**WHAT IS EXPECTED:** Extract each line from the entries below that has the string "accent" in it.

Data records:
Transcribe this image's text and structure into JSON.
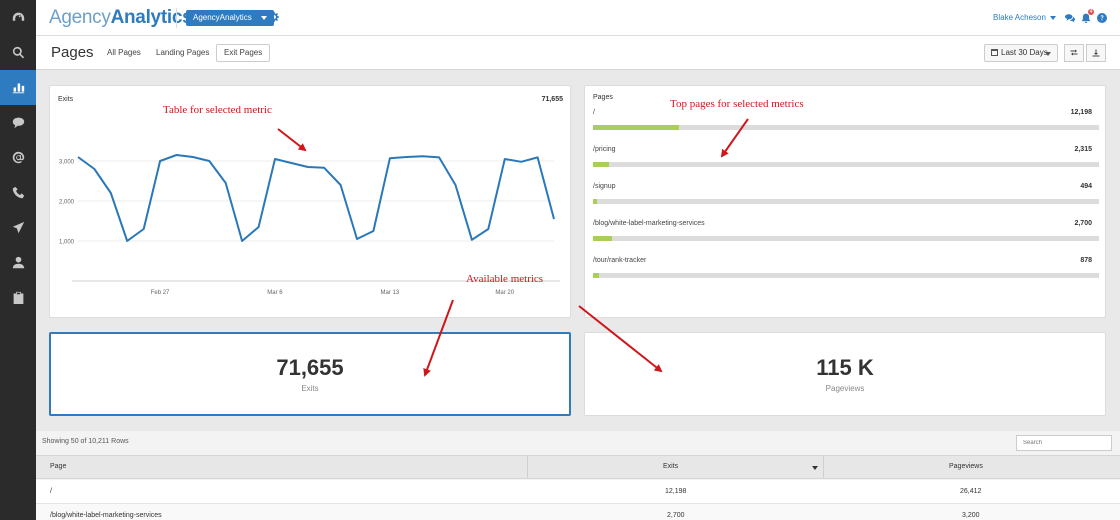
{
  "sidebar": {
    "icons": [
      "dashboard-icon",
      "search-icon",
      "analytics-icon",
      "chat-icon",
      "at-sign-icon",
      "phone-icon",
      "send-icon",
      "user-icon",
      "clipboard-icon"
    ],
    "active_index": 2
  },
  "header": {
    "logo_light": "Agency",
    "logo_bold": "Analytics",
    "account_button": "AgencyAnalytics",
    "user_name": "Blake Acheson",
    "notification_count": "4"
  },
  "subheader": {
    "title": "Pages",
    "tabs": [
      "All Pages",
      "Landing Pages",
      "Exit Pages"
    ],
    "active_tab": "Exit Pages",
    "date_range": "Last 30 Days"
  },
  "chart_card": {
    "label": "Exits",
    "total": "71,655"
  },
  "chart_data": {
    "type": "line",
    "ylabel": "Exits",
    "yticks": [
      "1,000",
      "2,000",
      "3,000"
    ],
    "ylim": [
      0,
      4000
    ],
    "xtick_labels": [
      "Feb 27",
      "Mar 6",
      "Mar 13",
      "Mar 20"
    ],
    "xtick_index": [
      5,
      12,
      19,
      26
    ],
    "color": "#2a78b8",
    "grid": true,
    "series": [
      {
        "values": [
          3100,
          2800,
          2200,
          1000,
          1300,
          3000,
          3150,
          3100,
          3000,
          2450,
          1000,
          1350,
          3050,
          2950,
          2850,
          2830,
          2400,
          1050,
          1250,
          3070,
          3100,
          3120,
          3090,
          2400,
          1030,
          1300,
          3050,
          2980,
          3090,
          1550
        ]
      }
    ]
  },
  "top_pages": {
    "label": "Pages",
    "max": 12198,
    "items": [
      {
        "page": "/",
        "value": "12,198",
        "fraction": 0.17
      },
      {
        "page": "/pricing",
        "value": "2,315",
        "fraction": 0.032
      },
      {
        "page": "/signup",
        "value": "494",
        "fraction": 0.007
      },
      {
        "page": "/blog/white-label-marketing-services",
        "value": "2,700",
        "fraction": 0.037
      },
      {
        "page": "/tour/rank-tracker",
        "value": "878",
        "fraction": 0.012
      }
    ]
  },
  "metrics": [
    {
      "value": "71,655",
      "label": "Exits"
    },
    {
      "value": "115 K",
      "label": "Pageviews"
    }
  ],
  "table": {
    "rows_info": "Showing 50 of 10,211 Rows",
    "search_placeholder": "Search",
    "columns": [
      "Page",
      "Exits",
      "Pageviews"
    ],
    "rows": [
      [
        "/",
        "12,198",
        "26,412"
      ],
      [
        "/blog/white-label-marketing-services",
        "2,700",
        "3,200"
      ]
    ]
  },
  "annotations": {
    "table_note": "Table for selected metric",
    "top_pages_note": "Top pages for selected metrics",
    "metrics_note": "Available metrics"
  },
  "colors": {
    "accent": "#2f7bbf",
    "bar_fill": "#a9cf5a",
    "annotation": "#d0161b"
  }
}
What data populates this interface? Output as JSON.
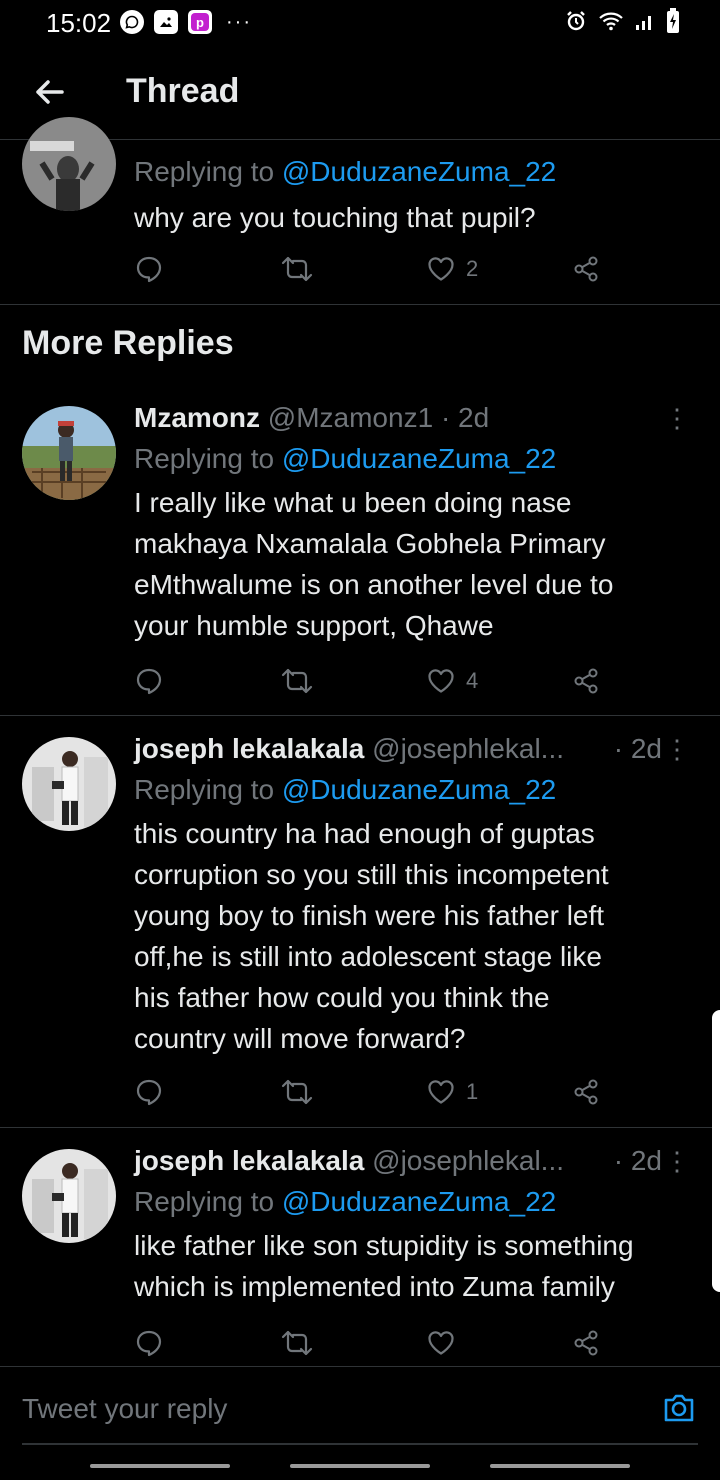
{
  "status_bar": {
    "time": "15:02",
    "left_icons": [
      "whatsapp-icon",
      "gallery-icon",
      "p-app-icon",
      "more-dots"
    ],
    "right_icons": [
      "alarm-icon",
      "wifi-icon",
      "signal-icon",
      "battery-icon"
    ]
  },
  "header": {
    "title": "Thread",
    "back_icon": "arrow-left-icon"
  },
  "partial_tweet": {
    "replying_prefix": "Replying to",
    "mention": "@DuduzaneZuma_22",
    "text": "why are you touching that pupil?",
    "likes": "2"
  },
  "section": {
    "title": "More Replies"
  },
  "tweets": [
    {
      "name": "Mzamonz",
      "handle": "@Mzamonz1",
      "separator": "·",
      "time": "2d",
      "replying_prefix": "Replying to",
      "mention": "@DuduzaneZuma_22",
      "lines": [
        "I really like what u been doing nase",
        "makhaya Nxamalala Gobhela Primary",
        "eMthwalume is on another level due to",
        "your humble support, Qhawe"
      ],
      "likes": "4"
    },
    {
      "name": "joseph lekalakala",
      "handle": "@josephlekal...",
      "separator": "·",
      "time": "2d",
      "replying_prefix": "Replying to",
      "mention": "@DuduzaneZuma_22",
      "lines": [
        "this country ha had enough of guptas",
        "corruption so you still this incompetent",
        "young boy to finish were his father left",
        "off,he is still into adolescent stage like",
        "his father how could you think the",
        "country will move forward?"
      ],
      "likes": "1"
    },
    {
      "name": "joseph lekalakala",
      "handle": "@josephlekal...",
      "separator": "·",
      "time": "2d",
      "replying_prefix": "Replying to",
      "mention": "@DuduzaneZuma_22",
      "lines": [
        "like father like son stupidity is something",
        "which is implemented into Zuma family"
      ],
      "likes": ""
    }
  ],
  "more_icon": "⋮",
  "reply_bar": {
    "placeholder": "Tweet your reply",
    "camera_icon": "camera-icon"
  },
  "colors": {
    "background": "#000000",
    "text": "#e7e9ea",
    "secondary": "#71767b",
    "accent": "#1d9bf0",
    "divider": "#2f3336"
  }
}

--

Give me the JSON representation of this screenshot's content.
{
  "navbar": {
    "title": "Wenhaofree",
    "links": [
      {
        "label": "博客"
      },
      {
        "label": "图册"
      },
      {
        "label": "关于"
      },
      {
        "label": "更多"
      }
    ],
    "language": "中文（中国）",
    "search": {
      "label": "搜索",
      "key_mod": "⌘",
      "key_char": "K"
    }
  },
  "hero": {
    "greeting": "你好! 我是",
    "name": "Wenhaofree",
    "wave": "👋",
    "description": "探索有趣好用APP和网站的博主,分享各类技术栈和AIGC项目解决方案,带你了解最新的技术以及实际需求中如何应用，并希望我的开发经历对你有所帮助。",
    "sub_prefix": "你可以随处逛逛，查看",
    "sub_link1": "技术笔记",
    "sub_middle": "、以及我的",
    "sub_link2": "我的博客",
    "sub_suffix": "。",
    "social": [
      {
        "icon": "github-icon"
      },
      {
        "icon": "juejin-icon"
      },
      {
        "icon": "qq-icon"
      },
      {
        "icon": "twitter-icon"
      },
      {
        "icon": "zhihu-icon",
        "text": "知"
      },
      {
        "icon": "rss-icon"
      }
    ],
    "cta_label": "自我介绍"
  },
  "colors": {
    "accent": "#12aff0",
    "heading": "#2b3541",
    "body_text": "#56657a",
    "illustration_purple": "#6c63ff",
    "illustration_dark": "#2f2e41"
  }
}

**OUTPUT:**
    "accent": "#2f7bbf",
    "accent": "#1d9bf0",
    "accent": "#12aff0",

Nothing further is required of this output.